------ INPUT DATA

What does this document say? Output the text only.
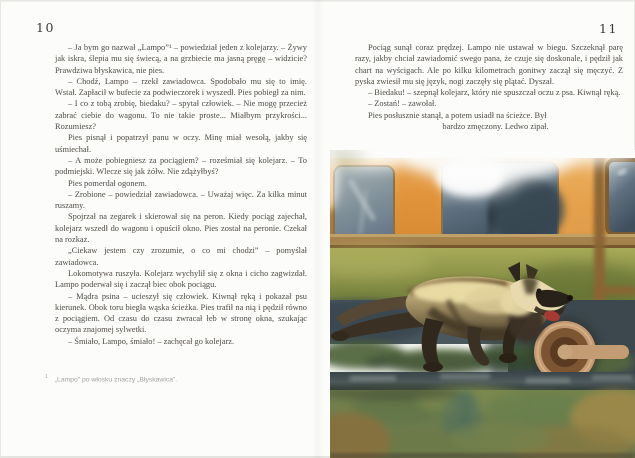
10	11

– Ja bym go nazwał „Lampo”¹ – powiedział jeden z kolejarzy. – Żywy jak iskra, ślepia mu się świecą, a na grzbiecie ma jasną pręgę – widzicie? Prawdziwa błyskawica, nie pies.

– Chodź, Lampo – rzekł zawiadowca. Spodobało mu się to imię. Wstał. Zapłacił w bufecie za podwieczorek i wyszedł. Pies pobiegł za nim.

– I co z tobą zrobię, biedaku? – spytał człowiek. – Nie mogę przecież zabrać ciebie do wagonu. To nie takie proste... Miałbym przykrości... Rozumiesz?

Pies pisnął i popatrzył panu w oczy. Minę miał wesołą, jakby się uśmiechał.

– A może pobiegniesz za pociągiem? – roześmiał się kolejarz. – To podmiejski. Wlecze się jak żółw. Nie zdążyłbyś?

Pies pomerdał ogonem.

– Zrobione – powiedział zawiadowca. – Uważaj więc. Za kilka minut ruszamy.

Spojrzał na zegarek i skierował się na peron. Kiedy pociąg zajechał, kolejarz wszedł do wagonu i opuścił okno. Pies został na peronie. Czekał na rozkaz.

„Ciekaw jestem czy zrozumie, o co mi chodzi” – pomyślał zawiadowca.

Lokomotywa ruszyła. Kolejarz wychylił się z okna i cicho zagwizdał. Lampo poderwał się i zaczął biec obok pociągu.

– Mądra psina – ucieszył się człowiek. Kiwnął ręką i pokazał psu kierunek. Obok toru biegła wąska ścieżka. Pies trafił na nią i pędził równo z pociągiem. Od czasu do czasu zwracał łeb w stronę okna, szukając oczyma znajomej sylwetki.

– Śmiało, Lampo, śmiało! – zachęcał go kolejarz.

$^1$ „Lampo” po włosku znaczy „Błyskawica”.

Pociąg sunął coraz prędzej. Lampo nie ustawał w biegu. Szczeknął parę razy, jakby chciał zawiadomić swego pana, że czuje się doskonale, i pędził jak chart na wyścigach. Ale po kilku kilometrach gonitwy zaczął się męczyć. Z pyska zwiesił mu się język, nogi zaczęły się plątać. Dyszał.

– Biedaku! – szepnął kolejarz, który nie spuszczał oczu z psa. Kiwnął ręką.

– Zostań! – zawołał.

Pies posłusznie stanął, a potem usiadł na ścieżce. Był

bardzo zmęczony. Ledwo zipał.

------------

◆ **STATED TASK**: Every record gets retyped exactly; no picture goes into the copy.

◆ **REPLY**:
What does this document say? Output the text only.
10	11

– Ja bym go nazwał „Lampo”¹ – powiedział jeden z kolejarzy. – Żywy jak iskra, ślepia mu się świecą, a na grzbiecie ma jasną pręgę – widzicie? Prawdziwa błyskawica, nie pies.

– Chodź, Lampo – rzekł zawiadowca. Spodobało mu się to imię. Wstał. Zapłacił w bufecie za podwieczorek i wyszedł. Pies pobiegł za nim.

– I co z tobą zrobię, biedaku? – spytał człowiek. – Nie mogę przecież zabrać ciebie do wagonu. To nie takie proste... Miałbym przykrości... Rozumiesz?

Pies pisnął i popatrzył panu w oczy. Minę miał wesołą, jakby się uśmiechał.

– A może pobiegniesz za pociągiem? – roześmiał się kolejarz. – To podmiejski. Wlecze się jak żółw. Nie zdążyłbyś?

Pies pomerdał ogonem.

– Zrobione – powiedział zawiadowca. – Uważaj więc. Za kilka minut ruszamy.

Spojrzał na zegarek i skierował się na peron. Kiedy pociąg zajechał, kolejarz wszedł do wagonu i opuścił okno. Pies został na peronie. Czekał na rozkaz.

„Ciekaw jestem czy zrozumie, o co mi chodzi” – pomyślał zawiadowca.

Lokomotywa ruszyła. Kolejarz wychylił się z okna i cicho zagwizdał. Lampo poderwał się i zaczął biec obok pociągu.

– Mądra psina – ucieszył się człowiek. Kiwnął ręką i pokazał psu kierunek. Obok toru biegła wąska ścieżka. Pies trafił na nią i pędził równo z pociągiem. Od czasu do czasu zwracał łeb w stronę okna, szukając oczyma znajomej sylwetki.

– Śmiało, Lampo, śmiało! – zachęcał go kolejarz.

$^1$ „Lampo” po włosku znaczy „Błyskawica”.

Pociąg sunął coraz prędzej. Lampo nie ustawał w biegu. Szczeknął parę razy, jakby chciał zawiadomić swego pana, że czuje się doskonale, i pędził jak chart na wyścigach. Ale po kilku kilometrach gonitwy zaczął się męczyć. Z pyska zwiesił mu się język, nogi zaczęły się plątać. Dyszał.

– Biedaku! – szepnął kolejarz, który nie spuszczał oczu z psa. Kiwnął ręką.

– Zostań! – zawołał.

Pies posłusznie stanął, a potem usiadł na ścieżce. Był

bardzo zmęczony. Ledwo zipał.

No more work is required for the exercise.